Records from a dataset:
----------

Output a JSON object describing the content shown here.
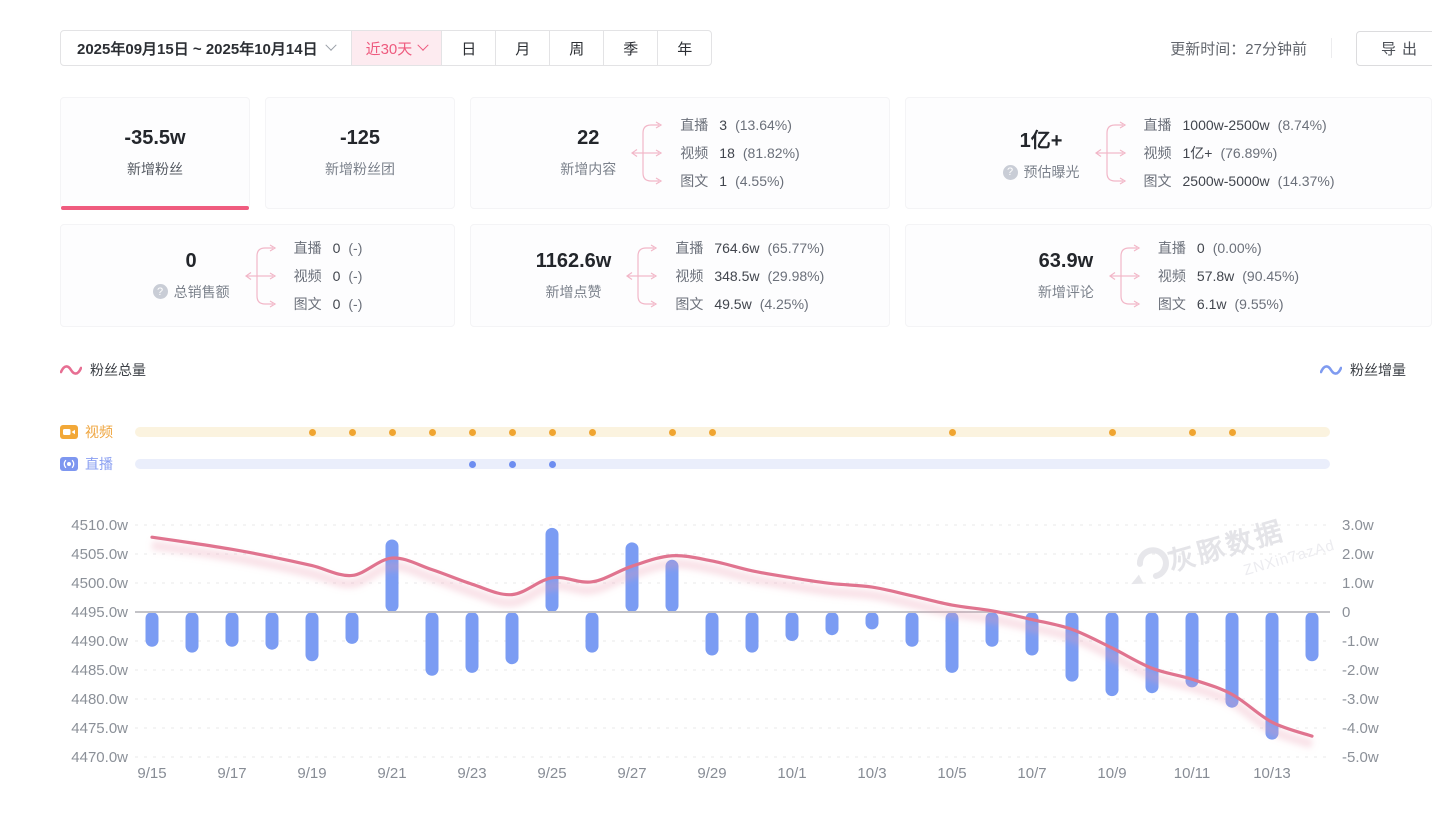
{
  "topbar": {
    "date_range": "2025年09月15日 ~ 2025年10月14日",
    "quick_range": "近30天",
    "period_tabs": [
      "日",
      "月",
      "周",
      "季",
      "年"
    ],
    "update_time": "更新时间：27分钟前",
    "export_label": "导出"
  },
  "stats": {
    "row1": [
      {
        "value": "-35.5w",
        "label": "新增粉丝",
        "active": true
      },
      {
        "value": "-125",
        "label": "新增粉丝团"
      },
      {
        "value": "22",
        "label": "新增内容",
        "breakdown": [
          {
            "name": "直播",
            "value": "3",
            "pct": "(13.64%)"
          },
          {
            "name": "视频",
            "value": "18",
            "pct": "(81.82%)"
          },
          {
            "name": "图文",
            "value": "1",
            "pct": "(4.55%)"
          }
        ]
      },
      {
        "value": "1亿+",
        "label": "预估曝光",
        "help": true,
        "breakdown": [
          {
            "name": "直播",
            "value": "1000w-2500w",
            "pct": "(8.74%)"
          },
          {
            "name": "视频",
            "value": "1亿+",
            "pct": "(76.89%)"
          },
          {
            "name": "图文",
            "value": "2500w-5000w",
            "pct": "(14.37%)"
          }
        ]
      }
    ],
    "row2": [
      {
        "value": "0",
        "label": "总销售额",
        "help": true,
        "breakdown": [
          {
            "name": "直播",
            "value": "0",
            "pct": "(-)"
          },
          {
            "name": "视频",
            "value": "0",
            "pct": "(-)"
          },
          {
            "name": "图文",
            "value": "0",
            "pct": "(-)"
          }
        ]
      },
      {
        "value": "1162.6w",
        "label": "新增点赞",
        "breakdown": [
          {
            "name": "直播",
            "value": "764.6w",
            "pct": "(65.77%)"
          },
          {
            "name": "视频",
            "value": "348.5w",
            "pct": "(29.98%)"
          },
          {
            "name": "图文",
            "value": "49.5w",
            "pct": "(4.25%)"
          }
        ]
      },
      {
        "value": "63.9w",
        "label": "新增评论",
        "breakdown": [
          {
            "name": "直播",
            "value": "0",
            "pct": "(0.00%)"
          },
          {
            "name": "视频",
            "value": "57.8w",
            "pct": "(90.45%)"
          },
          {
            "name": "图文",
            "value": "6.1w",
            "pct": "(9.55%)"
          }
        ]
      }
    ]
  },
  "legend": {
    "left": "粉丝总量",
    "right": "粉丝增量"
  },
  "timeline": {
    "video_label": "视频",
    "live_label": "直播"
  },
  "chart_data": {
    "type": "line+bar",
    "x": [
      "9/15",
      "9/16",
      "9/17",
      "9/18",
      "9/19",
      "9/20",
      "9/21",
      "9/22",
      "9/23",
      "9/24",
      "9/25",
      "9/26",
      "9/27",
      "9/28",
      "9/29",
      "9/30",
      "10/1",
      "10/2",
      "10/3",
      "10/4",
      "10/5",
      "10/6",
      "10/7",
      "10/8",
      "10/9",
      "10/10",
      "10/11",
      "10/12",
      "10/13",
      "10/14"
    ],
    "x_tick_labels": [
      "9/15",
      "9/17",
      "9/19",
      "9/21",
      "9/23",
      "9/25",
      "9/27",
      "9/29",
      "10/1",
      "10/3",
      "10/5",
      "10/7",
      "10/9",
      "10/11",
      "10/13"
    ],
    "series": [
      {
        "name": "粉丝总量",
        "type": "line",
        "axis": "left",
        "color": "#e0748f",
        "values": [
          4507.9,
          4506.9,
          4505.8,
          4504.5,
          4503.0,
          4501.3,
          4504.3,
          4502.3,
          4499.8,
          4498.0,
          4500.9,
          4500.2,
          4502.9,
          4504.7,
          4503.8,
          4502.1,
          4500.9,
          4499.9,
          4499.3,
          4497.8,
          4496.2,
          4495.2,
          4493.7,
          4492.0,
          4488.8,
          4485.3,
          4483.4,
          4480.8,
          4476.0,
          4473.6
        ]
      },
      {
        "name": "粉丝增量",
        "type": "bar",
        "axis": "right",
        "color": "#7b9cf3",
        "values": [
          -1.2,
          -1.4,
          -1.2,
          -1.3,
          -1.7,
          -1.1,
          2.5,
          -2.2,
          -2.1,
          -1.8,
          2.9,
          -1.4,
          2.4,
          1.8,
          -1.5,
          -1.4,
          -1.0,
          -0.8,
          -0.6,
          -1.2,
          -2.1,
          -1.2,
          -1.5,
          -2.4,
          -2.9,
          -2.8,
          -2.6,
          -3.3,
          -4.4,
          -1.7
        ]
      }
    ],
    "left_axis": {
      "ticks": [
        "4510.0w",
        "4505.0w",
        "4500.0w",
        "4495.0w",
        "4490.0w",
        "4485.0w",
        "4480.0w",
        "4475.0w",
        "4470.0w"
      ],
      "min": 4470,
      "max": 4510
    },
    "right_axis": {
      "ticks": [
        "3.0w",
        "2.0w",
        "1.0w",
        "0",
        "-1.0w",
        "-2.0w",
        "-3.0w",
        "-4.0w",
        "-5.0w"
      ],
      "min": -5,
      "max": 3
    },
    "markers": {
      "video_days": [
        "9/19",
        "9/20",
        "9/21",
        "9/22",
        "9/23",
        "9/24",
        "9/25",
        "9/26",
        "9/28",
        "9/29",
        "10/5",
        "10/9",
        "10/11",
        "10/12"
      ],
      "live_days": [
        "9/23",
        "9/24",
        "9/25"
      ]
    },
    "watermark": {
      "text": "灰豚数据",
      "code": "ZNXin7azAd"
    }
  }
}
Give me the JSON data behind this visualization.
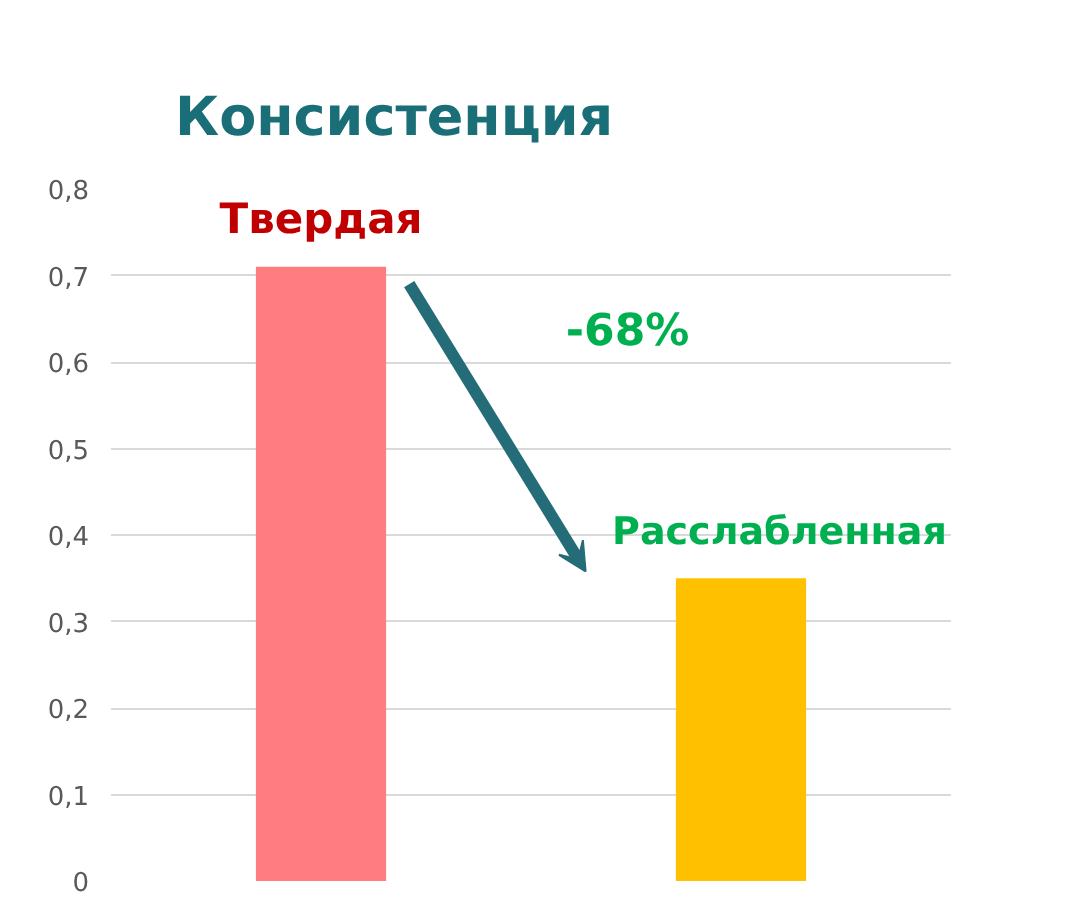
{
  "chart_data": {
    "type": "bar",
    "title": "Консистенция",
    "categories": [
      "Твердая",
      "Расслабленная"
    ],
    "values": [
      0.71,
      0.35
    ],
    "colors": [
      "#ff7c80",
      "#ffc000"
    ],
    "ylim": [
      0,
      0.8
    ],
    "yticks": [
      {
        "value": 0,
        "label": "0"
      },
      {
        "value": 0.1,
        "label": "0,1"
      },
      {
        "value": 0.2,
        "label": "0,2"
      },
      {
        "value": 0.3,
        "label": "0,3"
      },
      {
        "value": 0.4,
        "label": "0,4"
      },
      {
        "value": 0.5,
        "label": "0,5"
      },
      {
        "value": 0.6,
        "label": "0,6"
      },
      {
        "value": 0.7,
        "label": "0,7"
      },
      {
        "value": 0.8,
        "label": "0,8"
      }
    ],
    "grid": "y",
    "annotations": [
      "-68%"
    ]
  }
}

----------

*Task requirements*
Each line of the data is to be duplicated exactly; pictures stay out of the copy.

*Output of the task*
Output a JSON object describing the content shown here.
{
  "topbar": {
    "date_range": "2025年09月15日 ~ 2025年10月14日",
    "quick_range": "近30天",
    "period_tabs": [
      "日",
      "月",
      "周",
      "季",
      "年"
    ],
    "update_time": "更新时间：27分钟前",
    "export_label": "导出"
  },
  "stats": {
    "row1": [
      {
        "value": "-35.5w",
        "label": "新增粉丝",
        "active": true
      },
      {
        "value": "-125",
        "label": "新增粉丝团"
      },
      {
        "value": "22",
        "label": "新增内容",
        "breakdown": [
          {
            "name": "直播",
            "value": "3",
            "pct": "(13.64%)"
          },
          {
            "name": "视频",
            "value": "18",
            "pct": "(81.82%)"
          },
          {
            "name": "图文",
            "value": "1",
            "pct": "(4.55%)"
          }
        ]
      },
      {
        "value": "1亿+",
        "label": "预估曝光",
        "help": true,
        "breakdown": [
          {
            "name": "直播",
            "value": "1000w-2500w",
            "pct": "(8.74%)"
          },
          {
            "name": "视频",
            "value": "1亿+",
            "pct": "(76.89%)"
          },
          {
            "name": "图文",
            "value": "2500w-5000w",
            "pct": "(14.37%)"
          }
        ]
      }
    ],
    "row2": [
      {
        "value": "0",
        "label": "总销售额",
        "help": true,
        "breakdown": [
          {
            "name": "直播",
            "value": "0",
            "pct": "(-)"
          },
          {
            "name": "视频",
            "value": "0",
            "pct": "(-)"
          },
          {
            "name": "图文",
            "value": "0",
            "pct": "(-)"
          }
        ]
      },
      {
        "value": "1162.6w",
        "label": "新增点赞",
        "breakdown": [
          {
            "name": "直播",
            "value": "764.6w",
            "pct": "(65.77%)"
          },
          {
            "name": "视频",
            "value": "348.5w",
            "pct": "(29.98%)"
          },
          {
            "name": "图文",
            "value": "49.5w",
            "pct": "(4.25%)"
          }
        ]
      },
      {
        "value": "63.9w",
        "label": "新增评论",
        "breakdown": [
          {
            "name": "直播",
            "value": "0",
            "pct": "(0.00%)"
          },
          {
            "name": "视频",
            "value": "57.8w",
            "pct": "(90.45%)"
          },
          {
            "name": "图文",
            "value": "6.1w",
            "pct": "(9.55%)"
          }
        ]
      }
    ]
  },
  "legend": {
    "left": "粉丝总量",
    "right": "粉丝增量"
  },
  "timeline": {
    "video_label": "视频",
    "live_label": "直播"
  },
  "chart_data": {
    "type": "line+bar",
    "x": [
      "9/15",
      "9/16",
      "9/17",
      "9/18",
      "9/19",
      "9/20",
      "9/21",
      "9/22",
      "9/23",
      "9/24",
      "9/25",
      "9/26",
      "9/27",
      "9/28",
      "9/29",
      "9/30",
      "10/1",
      "10/2",
      "10/3",
      "10/4",
      "10/5",
      "10/6",
      "10/7",
      "10/8",
      "10/9",
      "10/10",
      "10/11",
      "10/12",
      "10/13",
      "10/14"
    ],
    "x_tick_labels": [
      "9/15",
      "9/17",
      "9/19",
      "9/21",
      "9/23",
      "9/25",
      "9/27",
      "9/29",
      "10/1",
      "10/3",
      "10/5",
      "10/7",
      "10/9",
      "10/11",
      "10/13"
    ],
    "series": [
      {
        "name": "粉丝总量",
        "type": "line",
        "axis": "left",
        "color": "#e0748f",
        "values": [
          4507.9,
          4506.9,
          4505.8,
          4504.5,
          4503.0,
          4501.3,
          4504.3,
          4502.3,
          4499.8,
          4498.0,
          4500.9,
          4500.2,
          4502.9,
          4504.7,
          4503.8,
          4502.1,
          4500.9,
          4499.9,
          4499.3,
          4497.8,
          4496.2,
          4495.2,
          4493.7,
          4492.0,
          4488.8,
          4485.3,
          4483.4,
          4480.8,
          4476.0,
          4473.6
        ]
      },
      {
        "name": "粉丝增量",
        "type": "bar",
        "axis": "right",
        "color": "#7b9cf3",
        "values": [
          -1.2,
          -1.4,
          -1.2,
          -1.3,
          -1.7,
          -1.1,
          2.5,
          -2.2,
          -2.1,
          -1.8,
          2.9,
          -1.4,
          2.4,
          1.8,
          -1.5,
          -1.4,
          -1.0,
          -0.8,
          -0.6,
          -1.2,
          -2.1,
          -1.2,
          -1.5,
          -2.4,
          -2.9,
          -2.8,
          -2.6,
          -3.3,
          -4.4,
          -1.7
        ]
      }
    ],
    "left_axis": {
      "ticks": [
        "4510.0w",
        "4505.0w",
        "4500.0w",
        "4495.0w",
        "4490.0w",
        "4485.0w",
        "4480.0w",
        "4475.0w",
        "4470.0w"
      ],
      "min": 4470,
      "max": 4510
    },
    "right_axis": {
      "ticks": [
        "3.0w",
        "2.0w",
        "1.0w",
        "0",
        "-1.0w",
        "-2.0w",
        "-3.0w",
        "-4.0w",
        "-5.0w"
      ],
      "min": -5,
      "max": 3
    },
    "markers": {
      "video_days": [
        "9/19",
        "9/20",
        "9/21",
        "9/22",
        "9/23",
        "9/24",
        "9/25",
        "9/26",
        "9/28",
        "9/29",
        "10/5",
        "10/9",
        "10/11",
        "10/12"
      ],
      "live_days": [
        "9/23",
        "9/24",
        "9/25"
      ]
    },
    "watermark": {
      "text": "灰豚数据",
      "code": "ZNXin7azAd"
    }
  }
}
Give me the JSON data behind this visualization.
{
  "chart_data": {
    "type": "bar",
    "title": "Консистенция",
    "categories": [
      "Твердая",
      "Расслабленная"
    ],
    "values": [
      0.71,
      0.35
    ],
    "colors": [
      "#ff7c80",
      "#ffc000"
    ],
    "ylim": [
      0,
      0.8
    ],
    "yticks": [
      {
        "value": 0,
        "label": "0"
      },
      {
        "value": 0.1,
        "label": "0,1"
      },
      {
        "value": 0.2,
        "label": "0,2"
      },
      {
        "value": 0.3,
        "label": "0,3"
      },
      {
        "value": 0.4,
        "label": "0,4"
      },
      {
        "value": 0.5,
        "label": "0,5"
      },
      {
        "value": 0.6,
        "label": "0,6"
      },
      {
        "value": 0.7,
        "label": "0,7"
      },
      {
        "value": 0.8,
        "label": "0,8"
      }
    ],
    "grid": "y",
    "annotations": [
      "-68%"
    ]
  }
}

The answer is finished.